**WHAT IS REQUIRED**
Set down the material once more, exactly as it appears.

**RECORDS FOR PROCESSING**

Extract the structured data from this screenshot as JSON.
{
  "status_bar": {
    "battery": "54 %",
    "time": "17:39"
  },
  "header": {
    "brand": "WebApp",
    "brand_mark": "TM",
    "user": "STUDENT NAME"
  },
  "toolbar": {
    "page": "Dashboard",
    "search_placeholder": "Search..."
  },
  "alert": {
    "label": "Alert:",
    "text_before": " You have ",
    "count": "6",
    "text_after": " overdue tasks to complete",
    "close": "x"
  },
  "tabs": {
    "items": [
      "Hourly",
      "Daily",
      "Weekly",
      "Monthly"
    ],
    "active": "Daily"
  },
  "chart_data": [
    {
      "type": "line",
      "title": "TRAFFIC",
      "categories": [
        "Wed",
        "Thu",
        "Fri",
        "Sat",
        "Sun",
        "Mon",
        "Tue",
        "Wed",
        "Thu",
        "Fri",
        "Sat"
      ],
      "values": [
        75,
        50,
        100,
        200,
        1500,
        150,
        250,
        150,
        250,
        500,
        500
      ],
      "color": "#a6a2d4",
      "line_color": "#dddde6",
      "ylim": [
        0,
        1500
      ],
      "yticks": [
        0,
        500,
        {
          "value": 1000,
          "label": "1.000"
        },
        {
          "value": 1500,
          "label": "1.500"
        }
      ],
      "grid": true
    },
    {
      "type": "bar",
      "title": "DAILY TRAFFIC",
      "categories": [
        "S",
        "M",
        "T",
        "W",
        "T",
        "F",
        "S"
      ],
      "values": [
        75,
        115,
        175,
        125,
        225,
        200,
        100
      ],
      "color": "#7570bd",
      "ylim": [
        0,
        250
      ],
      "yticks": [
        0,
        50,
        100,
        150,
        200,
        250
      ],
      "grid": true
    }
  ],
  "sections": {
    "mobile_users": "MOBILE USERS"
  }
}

**SOLUTION TO THE EXERCISE**
Extract the structured data from this screenshot as JSON.
{
  "status_bar": {
    "battery": "54 %",
    "time": "17:39"
  },
  "header": {
    "brand": "WebApp",
    "brand_mark": "TM",
    "user": "STUDENT NAME"
  },
  "toolbar": {
    "page": "Dashboard",
    "search_placeholder": "Search..."
  },
  "alert": {
    "label": "Alert:",
    "text_before": " You have ",
    "count": "6",
    "text_after": " overdue tasks to complete",
    "close": "x"
  },
  "tabs": {
    "items": [
      "Hourly",
      "Daily",
      "Weekly",
      "Monthly"
    ],
    "active": "Daily"
  },
  "chart_data": [
    {
      "type": "line",
      "title": "TRAFFIC",
      "categories": [
        "Wed",
        "Thu",
        "Fri",
        "Sat",
        "Sun",
        "Mon",
        "Tue",
        "Wed",
        "Thu",
        "Fri",
        "Sat"
      ],
      "values": [
        75,
        50,
        100,
        200,
        1500,
        150,
        250,
        150,
        250,
        500,
        500
      ],
      "color": "#a6a2d4",
      "line_color": "#dddde6",
      "ylim": [
        0,
        1500
      ],
      "yticks": [
        0,
        500,
        {
          "value": 1000,
          "label": "1.000"
        },
        {
          "value": 1500,
          "label": "1.500"
        }
      ],
      "grid": true
    },
    {
      "type": "bar",
      "title": "DAILY TRAFFIC",
      "categories": [
        "S",
        "M",
        "T",
        "W",
        "T",
        "F",
        "S"
      ],
      "values": [
        75,
        115,
        175,
        125,
        225,
        200,
        100
      ],
      "color": "#7570bd",
      "ylim": [
        0,
        250
      ],
      "yticks": [
        0,
        50,
        100,
        150,
        200,
        250
      ],
      "grid": true
    }
  ],
  "sections": {
    "mobile_users": "MOBILE USERS"
  }
}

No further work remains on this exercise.